= WRITTEN PROBLEM =
Provide only the number of lines in the data below that contain the word "grill".

Data records
>>>>

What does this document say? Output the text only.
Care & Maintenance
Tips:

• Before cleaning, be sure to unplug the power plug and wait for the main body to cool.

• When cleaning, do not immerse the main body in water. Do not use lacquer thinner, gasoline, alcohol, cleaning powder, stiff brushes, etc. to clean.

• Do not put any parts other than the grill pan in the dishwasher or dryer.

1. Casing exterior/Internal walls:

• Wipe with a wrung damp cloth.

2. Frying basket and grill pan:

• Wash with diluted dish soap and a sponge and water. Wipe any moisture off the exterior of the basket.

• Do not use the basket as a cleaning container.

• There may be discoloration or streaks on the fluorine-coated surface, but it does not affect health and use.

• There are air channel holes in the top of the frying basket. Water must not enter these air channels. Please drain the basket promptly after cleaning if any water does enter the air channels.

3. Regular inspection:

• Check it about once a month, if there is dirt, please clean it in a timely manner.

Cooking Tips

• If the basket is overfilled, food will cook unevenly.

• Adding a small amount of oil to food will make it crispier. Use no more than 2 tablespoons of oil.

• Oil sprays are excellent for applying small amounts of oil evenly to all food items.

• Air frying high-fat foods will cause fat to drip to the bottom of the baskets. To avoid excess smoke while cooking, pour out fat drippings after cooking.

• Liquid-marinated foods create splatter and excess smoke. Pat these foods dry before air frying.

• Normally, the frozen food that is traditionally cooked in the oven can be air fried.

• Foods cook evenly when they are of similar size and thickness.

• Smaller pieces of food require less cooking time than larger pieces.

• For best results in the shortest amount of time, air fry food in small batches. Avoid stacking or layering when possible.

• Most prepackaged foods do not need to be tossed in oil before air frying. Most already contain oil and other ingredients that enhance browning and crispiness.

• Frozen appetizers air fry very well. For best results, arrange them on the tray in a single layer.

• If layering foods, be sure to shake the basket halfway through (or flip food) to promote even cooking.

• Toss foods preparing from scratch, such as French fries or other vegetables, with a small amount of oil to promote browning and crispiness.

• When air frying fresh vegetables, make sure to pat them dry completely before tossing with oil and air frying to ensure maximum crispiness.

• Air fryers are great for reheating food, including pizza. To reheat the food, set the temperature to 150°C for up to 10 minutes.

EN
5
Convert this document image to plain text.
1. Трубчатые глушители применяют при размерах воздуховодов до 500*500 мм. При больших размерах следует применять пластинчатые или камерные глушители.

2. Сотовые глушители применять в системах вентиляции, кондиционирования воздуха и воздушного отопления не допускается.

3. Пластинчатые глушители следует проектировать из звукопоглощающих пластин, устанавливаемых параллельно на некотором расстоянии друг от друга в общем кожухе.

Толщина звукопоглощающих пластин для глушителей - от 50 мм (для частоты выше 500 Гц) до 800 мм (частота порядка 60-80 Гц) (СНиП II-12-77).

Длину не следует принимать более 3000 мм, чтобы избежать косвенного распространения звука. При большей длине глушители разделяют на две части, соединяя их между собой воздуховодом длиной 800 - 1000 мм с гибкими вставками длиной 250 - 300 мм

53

<<<<

= SOLVED PROBLEM =
2